After her whole family is jailed, Nursiman Abdureshid pleads with Jews to take a stand

The location of Nursiman Abdureshid’s father, mother, and brothers is currently unknown
The location of Nursiman Abdureshid’s father, mother, and brothers is currently unknown

Wearing a traditional headscarf, her young daughter being led out of screenshot, Nursiman Abdureshid sits down in her apartment in Turkey and recalls the day “when the communication with my family was cut off”.

Sent to vast camps built to “re-educate” millions of China’s Uyghur minority, her family received mysterious and lengthy prison sentences for “terrorism”. Her father got 16 years, her mother 13 years, one brother 15 years and her other brother seven years.

Nursiman, who came to Turkey in 2015 to study for a master’s degree, has neither seen nor heard from them for 43 months. Despite repeated requests, she has not been told where they are being held, or if they are still alive.

“It was 18 June 2017 when communication cut off,” she recalls in a soft voice, eyes lowering. “The Chinese government often cuts communications, but then I started to hear about concentration camps and people being arrested and I began to worry.”

# Data provided
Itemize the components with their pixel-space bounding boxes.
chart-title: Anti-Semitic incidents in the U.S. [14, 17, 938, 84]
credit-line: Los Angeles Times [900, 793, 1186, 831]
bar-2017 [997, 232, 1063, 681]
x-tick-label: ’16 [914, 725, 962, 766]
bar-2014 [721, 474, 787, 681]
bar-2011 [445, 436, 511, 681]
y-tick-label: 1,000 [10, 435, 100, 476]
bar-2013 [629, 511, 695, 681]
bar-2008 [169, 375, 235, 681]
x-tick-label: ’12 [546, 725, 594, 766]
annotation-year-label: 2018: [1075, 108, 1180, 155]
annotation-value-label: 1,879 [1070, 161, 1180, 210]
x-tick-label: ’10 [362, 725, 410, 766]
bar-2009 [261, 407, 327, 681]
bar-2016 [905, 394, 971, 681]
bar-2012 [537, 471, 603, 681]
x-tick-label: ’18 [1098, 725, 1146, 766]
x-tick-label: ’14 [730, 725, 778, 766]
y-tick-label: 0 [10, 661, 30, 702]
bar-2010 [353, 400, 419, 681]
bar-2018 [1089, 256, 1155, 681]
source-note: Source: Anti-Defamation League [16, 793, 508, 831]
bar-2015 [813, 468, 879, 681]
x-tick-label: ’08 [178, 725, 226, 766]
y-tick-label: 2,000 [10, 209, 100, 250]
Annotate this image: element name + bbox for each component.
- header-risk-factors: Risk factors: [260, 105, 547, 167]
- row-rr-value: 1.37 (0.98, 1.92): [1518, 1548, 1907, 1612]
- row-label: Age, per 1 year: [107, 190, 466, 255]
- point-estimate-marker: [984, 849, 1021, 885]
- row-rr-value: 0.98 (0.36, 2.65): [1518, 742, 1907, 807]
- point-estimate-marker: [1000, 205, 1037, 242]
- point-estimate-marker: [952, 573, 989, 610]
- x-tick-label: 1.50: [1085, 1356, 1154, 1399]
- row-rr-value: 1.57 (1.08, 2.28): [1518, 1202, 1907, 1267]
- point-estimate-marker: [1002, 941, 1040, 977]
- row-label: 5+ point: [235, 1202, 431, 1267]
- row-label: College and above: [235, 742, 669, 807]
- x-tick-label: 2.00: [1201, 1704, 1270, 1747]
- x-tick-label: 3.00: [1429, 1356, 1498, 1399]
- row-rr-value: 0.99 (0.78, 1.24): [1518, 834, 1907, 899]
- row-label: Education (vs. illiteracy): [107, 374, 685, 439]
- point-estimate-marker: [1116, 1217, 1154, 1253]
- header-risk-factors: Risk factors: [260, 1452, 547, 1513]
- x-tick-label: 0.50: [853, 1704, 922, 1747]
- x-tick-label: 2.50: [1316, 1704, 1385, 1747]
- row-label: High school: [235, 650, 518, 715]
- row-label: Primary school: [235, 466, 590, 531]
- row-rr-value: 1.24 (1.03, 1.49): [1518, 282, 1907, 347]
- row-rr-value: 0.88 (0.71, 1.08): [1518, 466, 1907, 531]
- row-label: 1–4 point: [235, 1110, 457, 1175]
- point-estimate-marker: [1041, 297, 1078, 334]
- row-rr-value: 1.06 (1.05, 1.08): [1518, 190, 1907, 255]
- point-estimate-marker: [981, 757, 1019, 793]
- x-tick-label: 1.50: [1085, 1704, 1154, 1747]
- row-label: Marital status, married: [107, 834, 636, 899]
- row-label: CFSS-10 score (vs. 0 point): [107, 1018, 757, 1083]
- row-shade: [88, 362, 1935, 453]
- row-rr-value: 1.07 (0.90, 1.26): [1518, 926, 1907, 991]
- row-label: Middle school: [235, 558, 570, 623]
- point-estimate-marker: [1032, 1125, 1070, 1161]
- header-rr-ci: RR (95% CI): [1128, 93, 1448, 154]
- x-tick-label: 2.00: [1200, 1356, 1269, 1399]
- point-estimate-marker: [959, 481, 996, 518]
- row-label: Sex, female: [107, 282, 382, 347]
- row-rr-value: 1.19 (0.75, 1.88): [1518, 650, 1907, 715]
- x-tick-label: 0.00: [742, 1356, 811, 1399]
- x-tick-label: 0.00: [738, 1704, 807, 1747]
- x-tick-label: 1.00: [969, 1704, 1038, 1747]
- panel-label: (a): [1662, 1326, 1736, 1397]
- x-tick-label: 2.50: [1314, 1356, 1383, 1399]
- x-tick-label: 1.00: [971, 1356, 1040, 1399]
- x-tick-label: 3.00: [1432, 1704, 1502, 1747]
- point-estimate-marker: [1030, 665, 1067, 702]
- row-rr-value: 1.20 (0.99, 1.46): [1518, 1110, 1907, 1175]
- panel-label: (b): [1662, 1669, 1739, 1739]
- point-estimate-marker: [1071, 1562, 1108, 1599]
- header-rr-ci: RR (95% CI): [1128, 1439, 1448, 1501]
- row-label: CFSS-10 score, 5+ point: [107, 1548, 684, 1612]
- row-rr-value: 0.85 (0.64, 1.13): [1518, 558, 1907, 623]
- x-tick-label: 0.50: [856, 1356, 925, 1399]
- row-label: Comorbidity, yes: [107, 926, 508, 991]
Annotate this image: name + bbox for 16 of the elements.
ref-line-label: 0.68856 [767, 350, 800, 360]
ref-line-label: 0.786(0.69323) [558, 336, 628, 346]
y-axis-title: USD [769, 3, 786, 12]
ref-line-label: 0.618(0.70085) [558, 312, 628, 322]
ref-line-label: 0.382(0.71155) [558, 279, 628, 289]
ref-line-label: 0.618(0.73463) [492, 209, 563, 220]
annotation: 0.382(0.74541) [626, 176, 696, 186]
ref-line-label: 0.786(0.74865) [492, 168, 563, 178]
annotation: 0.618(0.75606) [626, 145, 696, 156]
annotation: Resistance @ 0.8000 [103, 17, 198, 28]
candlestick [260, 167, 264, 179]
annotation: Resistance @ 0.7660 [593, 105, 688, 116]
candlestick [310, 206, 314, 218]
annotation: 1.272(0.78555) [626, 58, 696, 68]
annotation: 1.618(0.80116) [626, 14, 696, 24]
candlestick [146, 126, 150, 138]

# Requests
**1.** According to the article about Nursiman Abdureshid, for how many months has she neither seen nor heard from her family?
**2.** Render this sentence from the article about Nursiman Abdureshid into French: "Her father got 16 years, her mother 13 years, one brother 15 years and her other brother seven years."
The data above comes from a source separate from the article.

# Written responses
**1.** 43 months.

**2.** Son père a écopé de 16 ans, sa mère de 13 ans, un frère de 15 ans et son autre frère de sept ans.